• YOUR GOAL: Search the data for the word "JSON". Reproduce every line where it is found.

• DATA SUPPLIED:
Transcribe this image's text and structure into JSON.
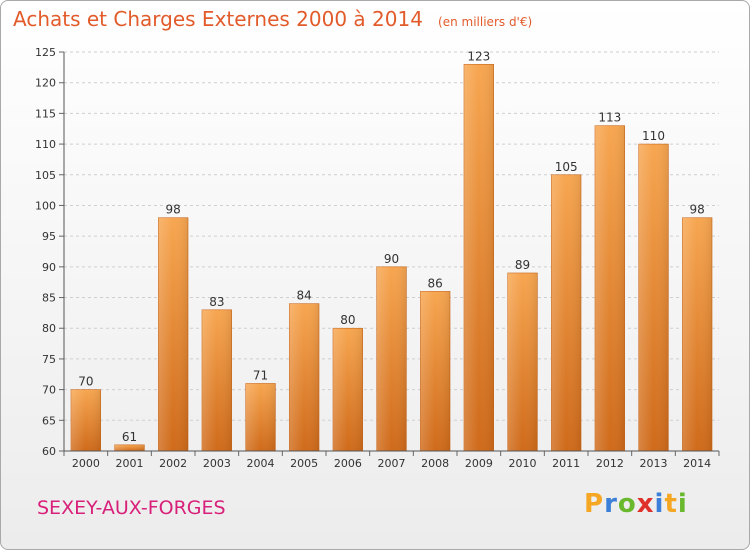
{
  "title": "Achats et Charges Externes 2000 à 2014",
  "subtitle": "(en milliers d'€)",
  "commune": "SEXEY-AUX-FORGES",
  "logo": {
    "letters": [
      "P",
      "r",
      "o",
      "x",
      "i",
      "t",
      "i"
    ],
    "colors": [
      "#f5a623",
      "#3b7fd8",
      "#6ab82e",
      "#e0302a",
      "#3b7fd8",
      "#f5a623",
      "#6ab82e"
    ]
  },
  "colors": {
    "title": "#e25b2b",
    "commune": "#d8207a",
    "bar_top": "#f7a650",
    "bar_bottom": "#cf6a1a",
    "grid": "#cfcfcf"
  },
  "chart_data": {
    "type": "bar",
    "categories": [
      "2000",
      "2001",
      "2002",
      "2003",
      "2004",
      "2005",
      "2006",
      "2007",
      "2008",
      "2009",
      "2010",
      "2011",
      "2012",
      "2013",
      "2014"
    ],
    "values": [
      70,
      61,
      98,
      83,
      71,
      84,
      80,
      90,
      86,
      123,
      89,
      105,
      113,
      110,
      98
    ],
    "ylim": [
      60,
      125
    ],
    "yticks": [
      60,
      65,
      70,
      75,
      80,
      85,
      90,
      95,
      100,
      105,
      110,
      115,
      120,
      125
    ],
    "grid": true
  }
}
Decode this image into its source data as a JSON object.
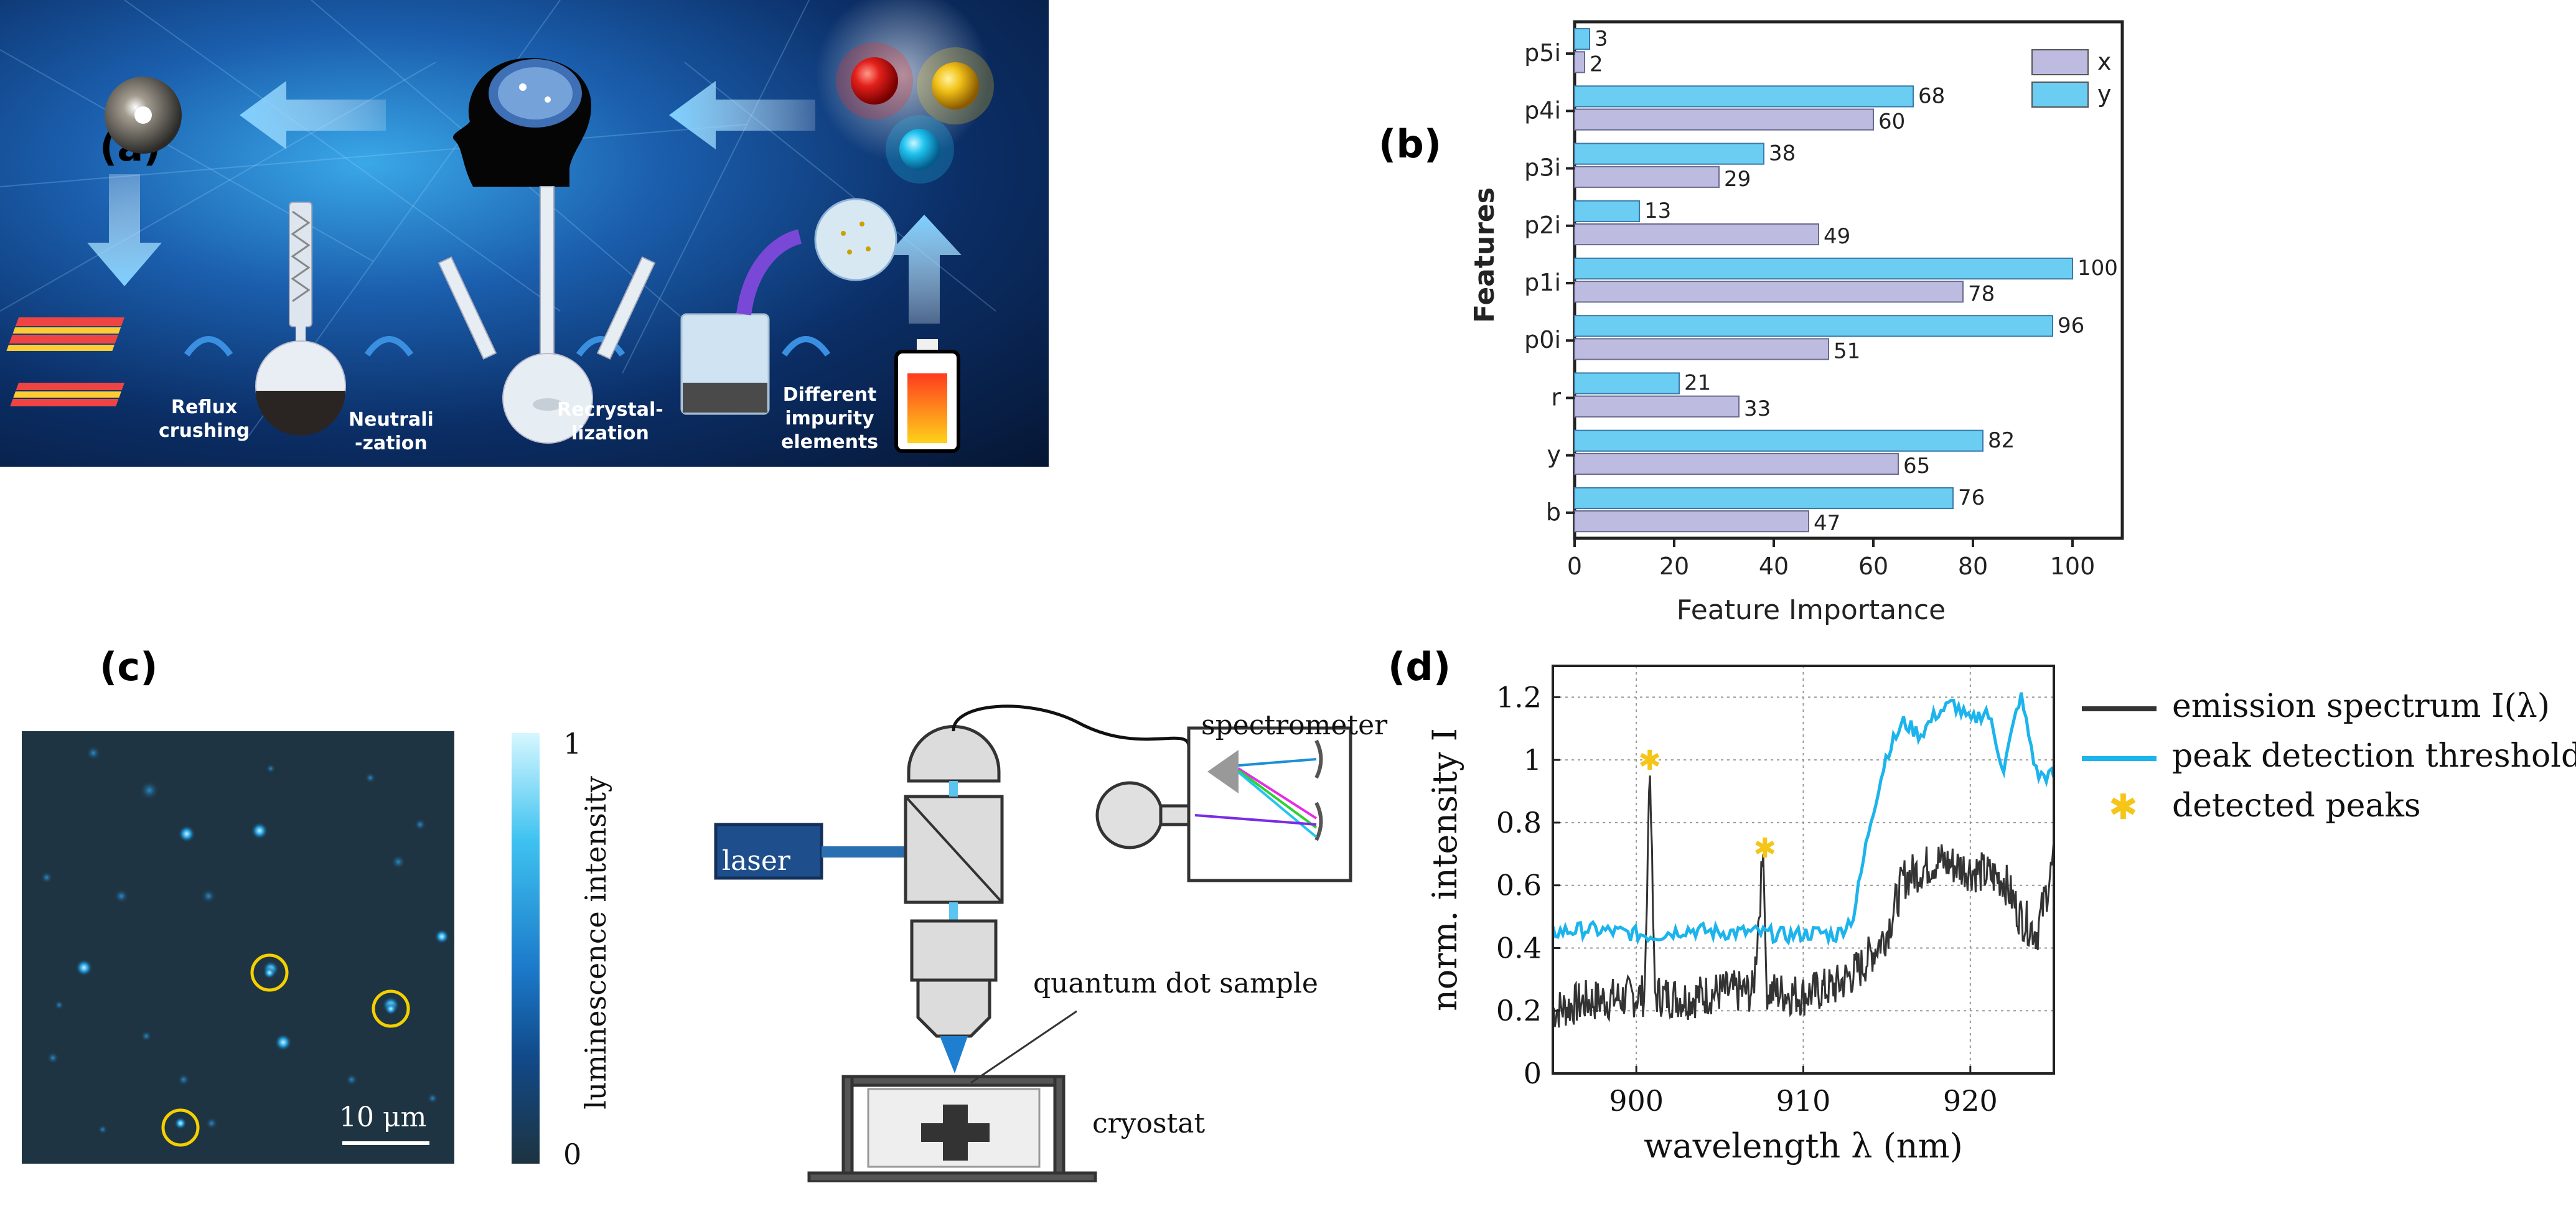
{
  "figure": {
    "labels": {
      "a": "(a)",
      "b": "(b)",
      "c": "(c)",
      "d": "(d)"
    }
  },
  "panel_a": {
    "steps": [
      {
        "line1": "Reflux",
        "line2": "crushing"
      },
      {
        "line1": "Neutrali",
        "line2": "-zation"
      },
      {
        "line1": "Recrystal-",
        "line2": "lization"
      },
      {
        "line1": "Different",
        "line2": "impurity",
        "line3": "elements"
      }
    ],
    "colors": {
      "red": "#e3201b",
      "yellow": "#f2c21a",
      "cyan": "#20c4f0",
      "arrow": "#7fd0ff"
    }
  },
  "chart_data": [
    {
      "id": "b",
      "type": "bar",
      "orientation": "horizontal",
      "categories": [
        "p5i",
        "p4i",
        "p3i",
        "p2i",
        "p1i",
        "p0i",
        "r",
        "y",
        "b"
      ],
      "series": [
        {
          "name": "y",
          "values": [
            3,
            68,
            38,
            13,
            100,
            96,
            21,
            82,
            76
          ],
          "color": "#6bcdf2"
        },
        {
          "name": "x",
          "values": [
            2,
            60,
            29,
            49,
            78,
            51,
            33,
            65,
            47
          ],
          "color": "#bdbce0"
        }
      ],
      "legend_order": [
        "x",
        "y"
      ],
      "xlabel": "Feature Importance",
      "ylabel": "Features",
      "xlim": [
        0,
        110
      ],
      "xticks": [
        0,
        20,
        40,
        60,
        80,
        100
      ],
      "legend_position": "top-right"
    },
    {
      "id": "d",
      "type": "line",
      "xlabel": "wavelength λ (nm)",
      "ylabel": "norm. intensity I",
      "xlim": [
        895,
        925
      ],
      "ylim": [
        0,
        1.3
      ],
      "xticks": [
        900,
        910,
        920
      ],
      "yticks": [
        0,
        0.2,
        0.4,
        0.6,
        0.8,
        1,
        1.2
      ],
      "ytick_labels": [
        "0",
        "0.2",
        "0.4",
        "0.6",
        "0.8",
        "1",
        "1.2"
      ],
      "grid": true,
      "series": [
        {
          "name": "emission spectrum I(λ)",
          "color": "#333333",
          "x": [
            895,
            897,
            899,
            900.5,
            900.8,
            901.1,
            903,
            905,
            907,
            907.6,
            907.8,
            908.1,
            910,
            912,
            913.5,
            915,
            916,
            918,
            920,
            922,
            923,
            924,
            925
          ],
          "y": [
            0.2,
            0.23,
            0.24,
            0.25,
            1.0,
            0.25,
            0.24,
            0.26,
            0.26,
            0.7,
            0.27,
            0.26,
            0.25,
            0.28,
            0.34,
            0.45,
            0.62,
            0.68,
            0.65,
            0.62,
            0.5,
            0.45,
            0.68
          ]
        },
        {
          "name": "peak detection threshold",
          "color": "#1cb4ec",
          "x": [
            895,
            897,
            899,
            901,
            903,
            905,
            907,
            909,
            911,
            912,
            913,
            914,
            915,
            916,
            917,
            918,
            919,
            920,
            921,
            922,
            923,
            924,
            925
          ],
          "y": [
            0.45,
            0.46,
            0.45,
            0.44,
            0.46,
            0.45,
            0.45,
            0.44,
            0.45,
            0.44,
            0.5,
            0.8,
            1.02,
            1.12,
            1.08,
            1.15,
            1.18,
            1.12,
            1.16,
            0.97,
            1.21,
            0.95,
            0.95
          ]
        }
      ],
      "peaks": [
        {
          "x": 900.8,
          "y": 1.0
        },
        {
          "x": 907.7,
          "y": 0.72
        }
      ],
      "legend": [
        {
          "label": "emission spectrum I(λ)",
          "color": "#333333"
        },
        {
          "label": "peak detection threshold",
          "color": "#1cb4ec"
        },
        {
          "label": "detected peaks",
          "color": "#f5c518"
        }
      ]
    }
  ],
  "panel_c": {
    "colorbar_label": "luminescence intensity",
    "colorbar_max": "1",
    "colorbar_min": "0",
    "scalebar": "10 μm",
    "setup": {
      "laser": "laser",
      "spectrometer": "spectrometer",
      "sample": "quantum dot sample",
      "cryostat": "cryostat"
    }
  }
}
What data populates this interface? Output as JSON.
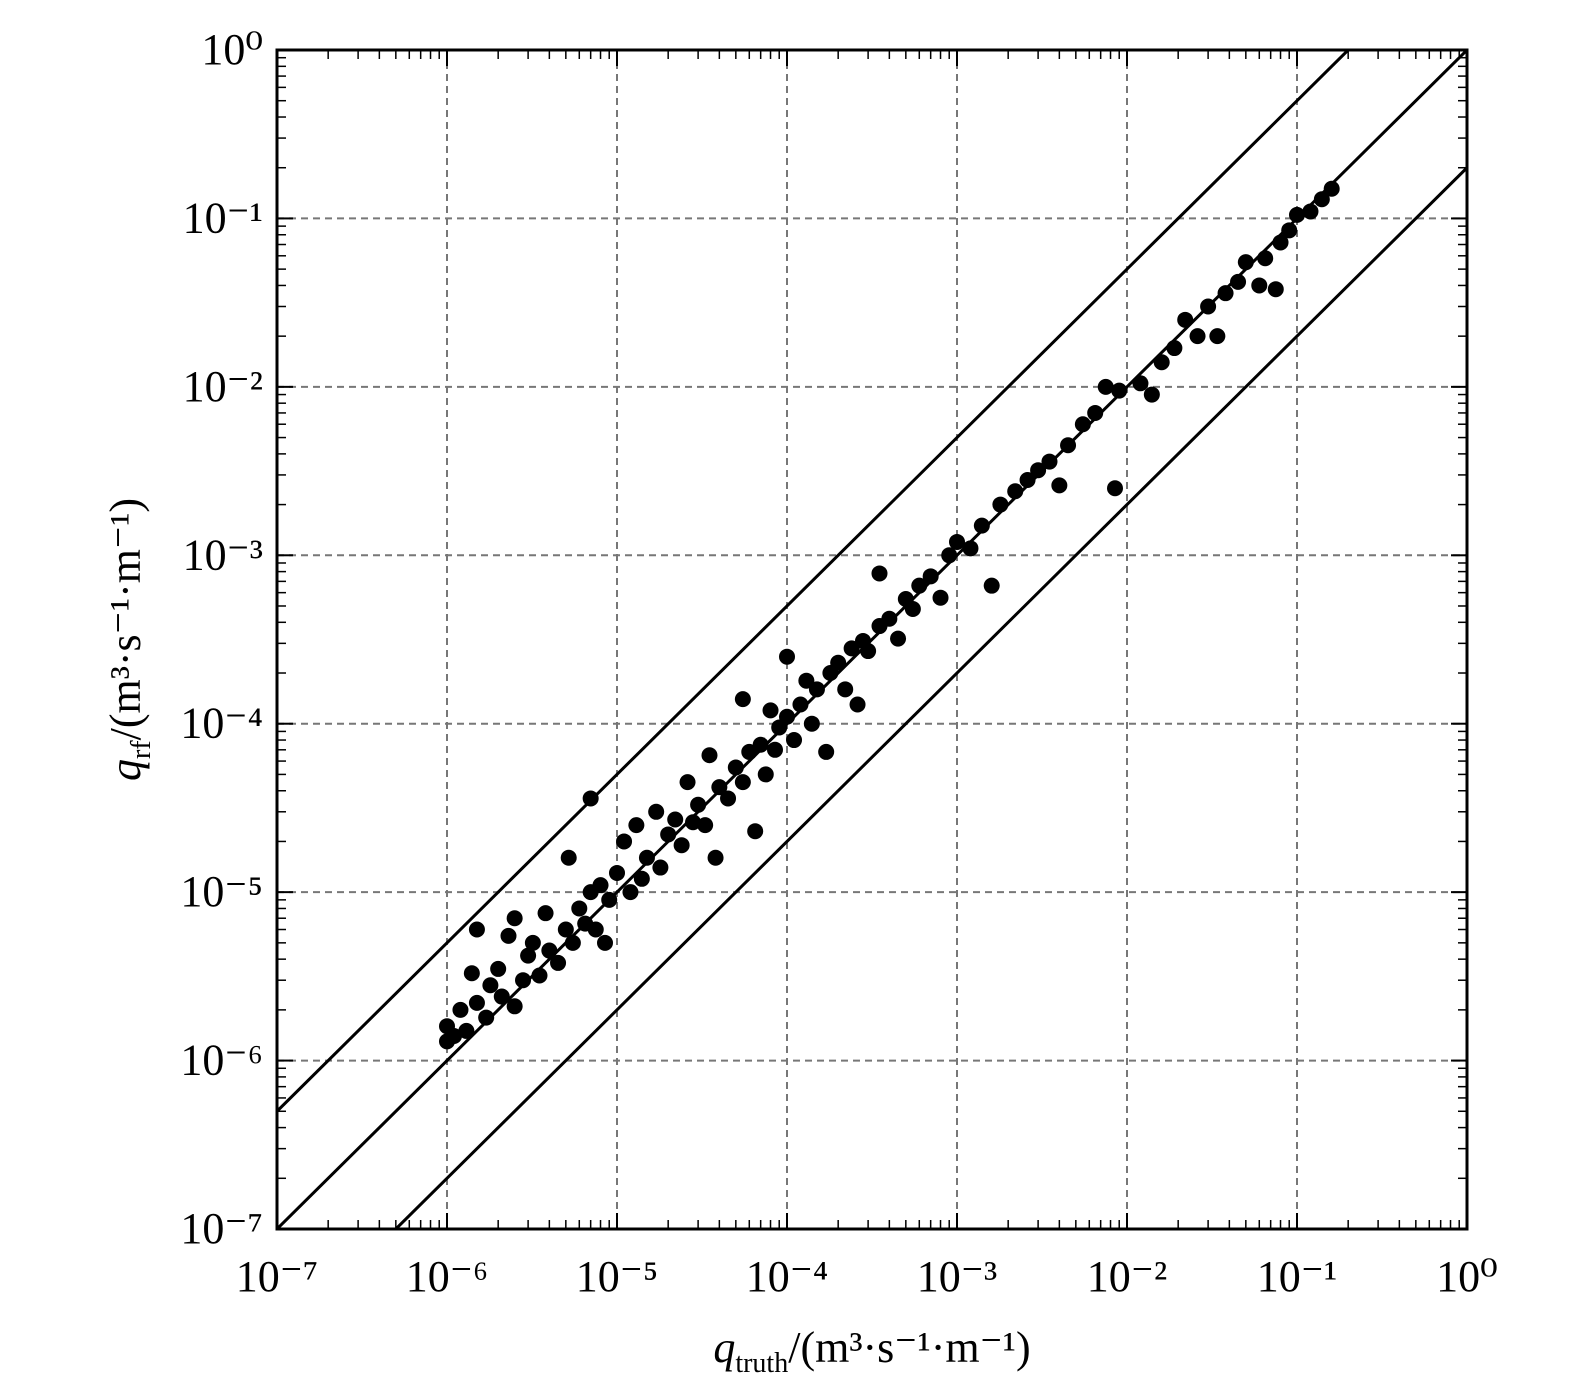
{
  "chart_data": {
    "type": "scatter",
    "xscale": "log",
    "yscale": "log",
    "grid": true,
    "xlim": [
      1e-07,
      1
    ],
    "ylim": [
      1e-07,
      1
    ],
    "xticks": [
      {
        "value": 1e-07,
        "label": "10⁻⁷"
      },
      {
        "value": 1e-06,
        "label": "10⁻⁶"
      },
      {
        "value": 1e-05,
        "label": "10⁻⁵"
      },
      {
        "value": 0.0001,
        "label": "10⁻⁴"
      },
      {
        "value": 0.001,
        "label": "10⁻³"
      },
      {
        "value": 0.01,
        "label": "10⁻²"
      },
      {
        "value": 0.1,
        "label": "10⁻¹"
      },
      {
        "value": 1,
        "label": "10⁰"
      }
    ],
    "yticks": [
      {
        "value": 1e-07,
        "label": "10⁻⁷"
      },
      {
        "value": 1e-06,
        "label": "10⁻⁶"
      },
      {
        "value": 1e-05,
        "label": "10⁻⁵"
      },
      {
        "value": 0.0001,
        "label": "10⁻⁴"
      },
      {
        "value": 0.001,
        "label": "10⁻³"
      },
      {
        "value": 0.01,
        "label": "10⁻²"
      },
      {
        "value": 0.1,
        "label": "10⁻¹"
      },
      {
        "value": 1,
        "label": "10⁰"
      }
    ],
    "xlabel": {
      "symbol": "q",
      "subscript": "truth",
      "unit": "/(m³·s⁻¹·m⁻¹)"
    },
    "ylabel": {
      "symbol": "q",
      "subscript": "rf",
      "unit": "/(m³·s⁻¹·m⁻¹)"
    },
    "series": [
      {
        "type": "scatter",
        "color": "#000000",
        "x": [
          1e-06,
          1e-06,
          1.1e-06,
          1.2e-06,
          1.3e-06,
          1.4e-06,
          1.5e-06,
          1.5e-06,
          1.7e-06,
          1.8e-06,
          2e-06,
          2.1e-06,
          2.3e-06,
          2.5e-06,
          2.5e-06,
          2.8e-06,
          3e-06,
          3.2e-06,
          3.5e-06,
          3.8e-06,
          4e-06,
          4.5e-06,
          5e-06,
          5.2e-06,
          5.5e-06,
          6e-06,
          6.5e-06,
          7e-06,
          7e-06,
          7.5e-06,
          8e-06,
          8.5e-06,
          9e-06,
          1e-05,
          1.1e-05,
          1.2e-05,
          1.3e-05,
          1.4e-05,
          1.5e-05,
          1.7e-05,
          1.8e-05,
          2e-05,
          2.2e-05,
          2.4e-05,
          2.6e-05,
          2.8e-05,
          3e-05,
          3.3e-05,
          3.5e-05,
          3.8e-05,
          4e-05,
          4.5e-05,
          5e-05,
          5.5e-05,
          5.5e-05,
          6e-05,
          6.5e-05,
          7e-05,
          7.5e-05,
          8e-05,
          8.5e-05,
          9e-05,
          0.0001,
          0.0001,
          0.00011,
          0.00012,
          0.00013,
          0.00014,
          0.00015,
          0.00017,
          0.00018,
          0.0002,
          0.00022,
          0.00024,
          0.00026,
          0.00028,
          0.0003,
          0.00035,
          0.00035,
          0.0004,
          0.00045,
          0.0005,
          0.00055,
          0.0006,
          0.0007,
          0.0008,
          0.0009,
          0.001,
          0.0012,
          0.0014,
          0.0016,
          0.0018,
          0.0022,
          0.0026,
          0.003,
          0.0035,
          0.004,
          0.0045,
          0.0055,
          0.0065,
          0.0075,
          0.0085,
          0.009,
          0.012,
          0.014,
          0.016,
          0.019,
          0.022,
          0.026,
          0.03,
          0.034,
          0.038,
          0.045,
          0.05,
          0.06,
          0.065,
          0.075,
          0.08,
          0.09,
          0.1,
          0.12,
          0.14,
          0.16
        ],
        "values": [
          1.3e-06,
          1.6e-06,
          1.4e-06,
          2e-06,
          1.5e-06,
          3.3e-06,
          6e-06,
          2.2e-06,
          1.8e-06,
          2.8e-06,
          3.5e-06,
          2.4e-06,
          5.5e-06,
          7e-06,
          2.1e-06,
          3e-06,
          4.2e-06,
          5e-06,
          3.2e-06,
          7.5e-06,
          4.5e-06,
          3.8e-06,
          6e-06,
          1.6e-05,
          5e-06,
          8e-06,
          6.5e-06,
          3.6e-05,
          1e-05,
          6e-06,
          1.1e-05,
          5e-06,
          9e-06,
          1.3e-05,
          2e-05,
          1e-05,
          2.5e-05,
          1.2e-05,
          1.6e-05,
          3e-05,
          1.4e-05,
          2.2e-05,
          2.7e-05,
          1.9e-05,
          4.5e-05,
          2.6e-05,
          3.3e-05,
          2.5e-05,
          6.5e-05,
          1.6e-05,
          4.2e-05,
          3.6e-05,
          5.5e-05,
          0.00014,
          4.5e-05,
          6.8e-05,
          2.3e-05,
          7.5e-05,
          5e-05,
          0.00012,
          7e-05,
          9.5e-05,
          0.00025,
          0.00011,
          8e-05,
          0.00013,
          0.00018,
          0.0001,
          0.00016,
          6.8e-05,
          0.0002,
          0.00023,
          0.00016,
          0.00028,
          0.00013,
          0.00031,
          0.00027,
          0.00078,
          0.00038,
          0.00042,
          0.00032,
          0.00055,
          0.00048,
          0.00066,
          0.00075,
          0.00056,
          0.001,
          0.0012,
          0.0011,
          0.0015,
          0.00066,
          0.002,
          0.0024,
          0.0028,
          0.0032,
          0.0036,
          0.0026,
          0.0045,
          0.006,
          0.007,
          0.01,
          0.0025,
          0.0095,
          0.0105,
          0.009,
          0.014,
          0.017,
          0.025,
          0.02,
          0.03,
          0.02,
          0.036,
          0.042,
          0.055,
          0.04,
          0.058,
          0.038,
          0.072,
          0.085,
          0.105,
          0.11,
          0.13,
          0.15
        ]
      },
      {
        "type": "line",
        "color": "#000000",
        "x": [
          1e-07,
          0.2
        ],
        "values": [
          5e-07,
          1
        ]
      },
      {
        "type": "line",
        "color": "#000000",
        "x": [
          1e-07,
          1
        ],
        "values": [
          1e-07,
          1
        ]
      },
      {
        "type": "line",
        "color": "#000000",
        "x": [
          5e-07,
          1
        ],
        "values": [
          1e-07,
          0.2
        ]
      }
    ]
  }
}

• RESULT BELOW:
Transcribe this image's text and structure into JSON.
Decode this image into its source data as a JSON object.
What data populates this interface? Output as JSON.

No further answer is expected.